## [JOB]
Tally the lines in these records that hold the string "color", and reply with the number alone.

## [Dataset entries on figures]
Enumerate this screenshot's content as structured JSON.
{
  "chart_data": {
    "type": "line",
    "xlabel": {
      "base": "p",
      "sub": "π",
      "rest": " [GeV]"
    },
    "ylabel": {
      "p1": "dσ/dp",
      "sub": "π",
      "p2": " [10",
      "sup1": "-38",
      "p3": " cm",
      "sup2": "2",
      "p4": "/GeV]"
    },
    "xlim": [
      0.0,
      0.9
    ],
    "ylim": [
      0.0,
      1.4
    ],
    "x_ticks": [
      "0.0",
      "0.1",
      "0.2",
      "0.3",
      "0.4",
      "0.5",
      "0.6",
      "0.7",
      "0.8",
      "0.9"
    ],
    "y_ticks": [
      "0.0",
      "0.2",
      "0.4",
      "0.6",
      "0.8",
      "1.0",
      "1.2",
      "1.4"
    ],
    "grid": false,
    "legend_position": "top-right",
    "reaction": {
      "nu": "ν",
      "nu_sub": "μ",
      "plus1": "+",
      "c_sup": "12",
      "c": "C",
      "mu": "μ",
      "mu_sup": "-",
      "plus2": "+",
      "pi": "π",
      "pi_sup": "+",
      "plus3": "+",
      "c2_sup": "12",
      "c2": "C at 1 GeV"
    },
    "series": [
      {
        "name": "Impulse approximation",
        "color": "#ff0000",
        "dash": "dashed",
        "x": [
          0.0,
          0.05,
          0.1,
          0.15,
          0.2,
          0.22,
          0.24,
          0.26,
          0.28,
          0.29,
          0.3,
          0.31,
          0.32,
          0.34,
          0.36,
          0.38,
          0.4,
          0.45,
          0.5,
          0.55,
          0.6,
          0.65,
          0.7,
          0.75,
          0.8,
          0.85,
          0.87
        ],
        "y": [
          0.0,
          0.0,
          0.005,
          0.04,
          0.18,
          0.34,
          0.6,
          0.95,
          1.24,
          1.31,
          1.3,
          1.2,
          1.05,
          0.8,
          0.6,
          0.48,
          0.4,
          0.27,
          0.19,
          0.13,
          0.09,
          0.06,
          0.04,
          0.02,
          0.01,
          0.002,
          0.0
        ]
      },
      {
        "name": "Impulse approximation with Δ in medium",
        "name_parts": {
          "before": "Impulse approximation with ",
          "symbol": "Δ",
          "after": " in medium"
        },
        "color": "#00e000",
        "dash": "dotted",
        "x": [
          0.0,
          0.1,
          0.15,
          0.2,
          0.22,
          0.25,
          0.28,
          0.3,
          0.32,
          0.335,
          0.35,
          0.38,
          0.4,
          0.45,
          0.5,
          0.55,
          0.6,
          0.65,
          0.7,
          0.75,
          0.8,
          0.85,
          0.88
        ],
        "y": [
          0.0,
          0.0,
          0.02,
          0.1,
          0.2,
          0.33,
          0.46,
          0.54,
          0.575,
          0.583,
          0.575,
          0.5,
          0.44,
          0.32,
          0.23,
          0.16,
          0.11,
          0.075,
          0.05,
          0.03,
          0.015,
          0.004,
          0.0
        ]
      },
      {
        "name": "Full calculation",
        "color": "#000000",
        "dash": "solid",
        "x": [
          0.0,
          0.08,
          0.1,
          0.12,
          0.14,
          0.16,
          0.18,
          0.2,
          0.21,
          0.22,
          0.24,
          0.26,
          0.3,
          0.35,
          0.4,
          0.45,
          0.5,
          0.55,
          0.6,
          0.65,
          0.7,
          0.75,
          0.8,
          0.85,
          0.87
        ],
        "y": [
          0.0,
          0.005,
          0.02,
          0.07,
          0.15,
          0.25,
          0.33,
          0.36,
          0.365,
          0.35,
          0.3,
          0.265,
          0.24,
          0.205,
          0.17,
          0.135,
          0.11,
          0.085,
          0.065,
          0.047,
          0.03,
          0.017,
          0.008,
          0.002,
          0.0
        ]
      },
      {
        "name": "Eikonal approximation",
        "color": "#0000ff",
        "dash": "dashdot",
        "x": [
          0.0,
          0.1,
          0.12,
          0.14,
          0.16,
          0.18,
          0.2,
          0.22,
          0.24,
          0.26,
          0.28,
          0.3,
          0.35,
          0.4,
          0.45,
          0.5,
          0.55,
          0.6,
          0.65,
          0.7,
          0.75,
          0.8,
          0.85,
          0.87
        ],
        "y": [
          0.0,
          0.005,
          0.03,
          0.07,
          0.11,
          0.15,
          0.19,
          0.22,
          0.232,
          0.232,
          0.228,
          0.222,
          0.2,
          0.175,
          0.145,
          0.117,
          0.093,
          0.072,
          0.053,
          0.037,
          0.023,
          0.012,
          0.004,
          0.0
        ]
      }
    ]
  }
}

## [TASK RESPONSE]
4